**Parts of the exercise:**
A. In the forum post on the Metropolis sampler, what step size is passed to the kernel in both test models?
B. Print the forum post on the Metropolis sampler between "self._potential_fn = potential_fn" and "return MetState(init_params_2.z, rng_key)", inclusive.

[[ Text block open ]]

Thanks for this tip, it helped me identify a surprising defect in my implementation. When I first tested with a Normal distribution, things looked plausible:
def model():
numpyro.sample('x', dist.Normal(0,1))
kernel = Metropolis(model, step_size=.1)
mcmc = MCMC(kernel, num_warmup=0, num_samples=500_000, thinning=500)
mcmc.run(rng_key, init_params={'x':0.0})
posterior_samples = mcmc.get_samples()
plt.hist(posterior_samples['x'], bins=50)
But when I tried with a simple constrained distribution instead (Uniform), things are clearly not right:
def model():
x = numpyro.sample('x', dist.Uniform(0,1))
kernel = Metropolis(model, step_size=.1)
mcmc = MCMC(kernel, num_warmup=0, num_samples=500_000, thinning=500)
mcmc.run(rng_key, init_params={'x':0.0})
posterior_samples = mcmc.get_samples()
plt.hist(posterior_samples['x'], bins=50)
(Note that these samples are not constrained to the interval [0,1].)
I followed the example code you pointed me to and got something that stays within the Uniform’s support. It ended up needing a lot more code in the init
method than my first attempt, though. Am I over-complicating things? Again any feedback is welcome!
class Metropolis(MCMCKernel):
def __init__(self, model, step_size=0.1):
self._model = model
self._step_size = step_size
@property
def sample_field(self):
return "z"
@property
def default_fields(self):
return ("z",)
def init(self, rng_key, num_warmup, init_params, model_args, model_kwargs):
assert rng_key.ndim == 1, "only non-vectorized, for now"
init_params_2, potential_fn, postprocess_fn, model_trace = util.initialize_model(
rng_key,
self._model,
# init_strategy=self._init_strategy,
dynamic_args=True,
model_args=model_args,
model_kwargs=model_kwargs,
)
self._potential_fn = potential_fn
self._postprocess_fn = postprocess_fn
_, unravel_fn = ravel_pytree(init_params)
def _make_log_prob_fn(potential_fn, unravel_fn):
def log_prob_fn(x):
return -potential_fn(unravel_fn(x))
return log_prob_fn
self._log_prob_fn = _make_log_prob_fn(
potential_fn(*model_args, **model_kwargs), unravel_fn
)
return MetState(init_params_2.z, rng_key)

[[ Text block closed ]]
[[ Provided information open ]]

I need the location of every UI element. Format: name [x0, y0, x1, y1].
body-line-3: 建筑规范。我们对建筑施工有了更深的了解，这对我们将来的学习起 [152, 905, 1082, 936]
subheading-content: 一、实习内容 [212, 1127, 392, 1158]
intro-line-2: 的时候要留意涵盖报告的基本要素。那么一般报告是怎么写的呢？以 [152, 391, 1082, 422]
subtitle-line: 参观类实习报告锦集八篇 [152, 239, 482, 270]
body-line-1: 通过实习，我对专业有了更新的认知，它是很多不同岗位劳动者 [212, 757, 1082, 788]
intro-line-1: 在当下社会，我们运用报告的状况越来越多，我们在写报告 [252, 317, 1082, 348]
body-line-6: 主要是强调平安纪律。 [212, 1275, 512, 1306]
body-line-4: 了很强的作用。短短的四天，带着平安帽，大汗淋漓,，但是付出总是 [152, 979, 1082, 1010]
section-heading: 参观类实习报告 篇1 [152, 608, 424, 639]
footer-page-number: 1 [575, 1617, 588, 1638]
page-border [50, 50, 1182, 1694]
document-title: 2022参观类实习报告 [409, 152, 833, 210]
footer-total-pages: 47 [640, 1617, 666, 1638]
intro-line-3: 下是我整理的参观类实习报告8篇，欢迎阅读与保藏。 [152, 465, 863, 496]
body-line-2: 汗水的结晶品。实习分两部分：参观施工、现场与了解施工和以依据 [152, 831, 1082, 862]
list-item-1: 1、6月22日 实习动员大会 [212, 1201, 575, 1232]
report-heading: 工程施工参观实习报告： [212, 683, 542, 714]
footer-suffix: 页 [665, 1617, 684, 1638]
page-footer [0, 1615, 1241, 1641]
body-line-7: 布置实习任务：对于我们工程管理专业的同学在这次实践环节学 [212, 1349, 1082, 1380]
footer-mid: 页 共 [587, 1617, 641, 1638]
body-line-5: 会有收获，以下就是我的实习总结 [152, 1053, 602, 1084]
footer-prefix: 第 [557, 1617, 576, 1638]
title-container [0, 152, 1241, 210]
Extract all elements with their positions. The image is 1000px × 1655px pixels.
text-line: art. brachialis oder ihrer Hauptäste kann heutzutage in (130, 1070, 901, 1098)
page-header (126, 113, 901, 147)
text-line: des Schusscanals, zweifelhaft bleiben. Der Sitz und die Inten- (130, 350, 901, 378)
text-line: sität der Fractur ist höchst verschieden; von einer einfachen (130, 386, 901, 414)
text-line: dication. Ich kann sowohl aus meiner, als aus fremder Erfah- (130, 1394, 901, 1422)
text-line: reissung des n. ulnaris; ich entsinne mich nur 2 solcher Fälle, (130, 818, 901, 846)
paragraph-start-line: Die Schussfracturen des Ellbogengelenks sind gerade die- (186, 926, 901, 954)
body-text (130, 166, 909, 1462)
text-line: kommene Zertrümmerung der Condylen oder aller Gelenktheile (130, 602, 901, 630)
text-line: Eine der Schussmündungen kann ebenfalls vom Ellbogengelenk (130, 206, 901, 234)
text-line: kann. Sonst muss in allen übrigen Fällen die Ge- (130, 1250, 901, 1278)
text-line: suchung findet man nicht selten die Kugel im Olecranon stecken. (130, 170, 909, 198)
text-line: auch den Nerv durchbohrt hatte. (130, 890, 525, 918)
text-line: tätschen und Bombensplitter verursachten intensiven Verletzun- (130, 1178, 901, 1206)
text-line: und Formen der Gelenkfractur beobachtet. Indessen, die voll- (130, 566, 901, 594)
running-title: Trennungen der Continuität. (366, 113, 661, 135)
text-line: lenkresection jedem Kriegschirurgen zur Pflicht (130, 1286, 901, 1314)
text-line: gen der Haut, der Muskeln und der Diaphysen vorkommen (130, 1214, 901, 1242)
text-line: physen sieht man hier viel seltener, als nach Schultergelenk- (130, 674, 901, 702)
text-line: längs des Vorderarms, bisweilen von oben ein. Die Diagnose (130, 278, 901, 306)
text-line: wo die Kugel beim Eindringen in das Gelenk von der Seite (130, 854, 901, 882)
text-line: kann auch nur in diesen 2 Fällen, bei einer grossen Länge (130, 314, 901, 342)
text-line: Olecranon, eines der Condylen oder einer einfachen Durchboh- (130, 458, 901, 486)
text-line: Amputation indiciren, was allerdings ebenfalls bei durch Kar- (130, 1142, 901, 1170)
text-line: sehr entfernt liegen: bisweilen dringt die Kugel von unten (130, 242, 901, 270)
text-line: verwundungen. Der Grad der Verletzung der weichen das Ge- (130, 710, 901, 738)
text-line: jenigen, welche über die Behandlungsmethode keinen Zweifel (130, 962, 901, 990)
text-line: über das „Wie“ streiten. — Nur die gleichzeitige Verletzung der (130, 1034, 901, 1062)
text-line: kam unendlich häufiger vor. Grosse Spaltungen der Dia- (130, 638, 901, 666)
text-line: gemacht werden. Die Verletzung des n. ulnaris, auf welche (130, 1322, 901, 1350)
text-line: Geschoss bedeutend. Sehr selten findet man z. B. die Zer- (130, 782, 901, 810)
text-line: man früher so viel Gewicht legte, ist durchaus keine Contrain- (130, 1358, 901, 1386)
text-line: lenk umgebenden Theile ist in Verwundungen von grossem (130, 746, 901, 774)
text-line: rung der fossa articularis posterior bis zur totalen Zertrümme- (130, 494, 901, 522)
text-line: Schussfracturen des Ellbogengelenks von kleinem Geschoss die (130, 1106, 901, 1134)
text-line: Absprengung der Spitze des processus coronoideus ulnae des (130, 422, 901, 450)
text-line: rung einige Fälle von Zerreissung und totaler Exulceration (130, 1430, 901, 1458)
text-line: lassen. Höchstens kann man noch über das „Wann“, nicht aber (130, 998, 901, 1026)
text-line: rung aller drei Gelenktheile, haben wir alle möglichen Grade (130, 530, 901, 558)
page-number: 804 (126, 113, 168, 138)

[[ Provided information closed ]]

**Task-by-task solutions:**
A. 0.1

B.
self._potential_fn = potential_fn
self._postprocess_fn = postprocess_fn
_, unravel_fn = ravel_pytree(init_params)
def _make_log_prob_fn(potential_fn, unravel_fn):
def log_prob_fn(x):
return -potential_fn(unravel_fn(x))
return log_prob_fn
self._log_prob_fn = _make_log_prob_fn(
potential_fn(*model_args, **model_kwargs), unravel_fn
)
return MetState(init_params_2.z, rng_key)